— Input data —
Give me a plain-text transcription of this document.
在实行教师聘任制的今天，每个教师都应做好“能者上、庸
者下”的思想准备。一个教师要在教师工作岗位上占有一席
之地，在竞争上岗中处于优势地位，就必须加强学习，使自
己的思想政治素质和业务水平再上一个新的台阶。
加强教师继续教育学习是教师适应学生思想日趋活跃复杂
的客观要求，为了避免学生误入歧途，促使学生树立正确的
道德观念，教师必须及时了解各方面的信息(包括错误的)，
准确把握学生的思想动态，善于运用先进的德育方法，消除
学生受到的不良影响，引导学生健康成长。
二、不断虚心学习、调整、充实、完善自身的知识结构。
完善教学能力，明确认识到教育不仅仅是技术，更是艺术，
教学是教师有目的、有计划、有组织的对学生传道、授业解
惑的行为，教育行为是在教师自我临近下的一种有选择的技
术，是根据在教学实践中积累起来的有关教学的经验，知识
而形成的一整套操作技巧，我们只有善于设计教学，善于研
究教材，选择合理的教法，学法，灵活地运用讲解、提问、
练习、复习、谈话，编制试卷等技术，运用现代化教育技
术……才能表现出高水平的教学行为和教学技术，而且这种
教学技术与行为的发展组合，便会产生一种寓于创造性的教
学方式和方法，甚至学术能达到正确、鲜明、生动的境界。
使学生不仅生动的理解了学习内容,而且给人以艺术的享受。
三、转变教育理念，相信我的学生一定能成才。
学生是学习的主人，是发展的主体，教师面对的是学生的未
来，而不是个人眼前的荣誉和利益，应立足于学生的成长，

— Exercise aim —
All of the entries must be written out exactly as they stand.

— Problem solution —
Give me a plain-text transcription of this document.
在实行教师聘任制的今天，每个教师都应做好“能者上、庸
者下”的思想准备。一个教师要在教师工作岗位上占有一席
之地，在竞争上岗中处于优势地位，就必须加强学习，使自
己的思想政治素质和业务水平再上一个新的台阶。
加强教师继续教育学习是教师适应学生思想日趋活跃复杂
的客观要求，为了避免学生误入歧途，促使学生树立正确的
道德观念，教师必须及时了解各方面的信息(包括错误的)，
准确把握学生的思想动态，善于运用先进的德育方法，消除
学生受到的不良影响，引导学生健康成长。
二、不断虚心学习、调整、充实、完善自身的知识结构。
完善教学能力，明确认识到教育不仅仅是技术，更是艺术，
教学是教师有目的、有计划、有组织的对学生传道、授业解
惑的行为，教育行为是在教师自我临近下的一种有选择的技
术，是根据在教学实践中积累起来的有关教学的经验，知识
而形成的一整套操作技巧，我们只有善于设计教学，善于研
究教材，选择合理的教法，学法，灵活地运用讲解、提问、
练习、复习、谈话，编制试卷等技术，运用现代化教育技
术……才能表现出高水平的教学行为和教学技术，而且这种
教学技术与行为的发展组合，便会产生一种寓于创造性的教
学方式和方法，甚至学术能达到正确、鲜明、生动的境界。
使学生不仅生动的理解了学习内容,而且给人以艺术的享受。
三、转变教育理念，相信我的学生一定能成才。
学生是学习的主人，是发展的主体，教师面对的是学生的未
来，而不是个人眼前的荣誉和利益，应立足于学生的成长，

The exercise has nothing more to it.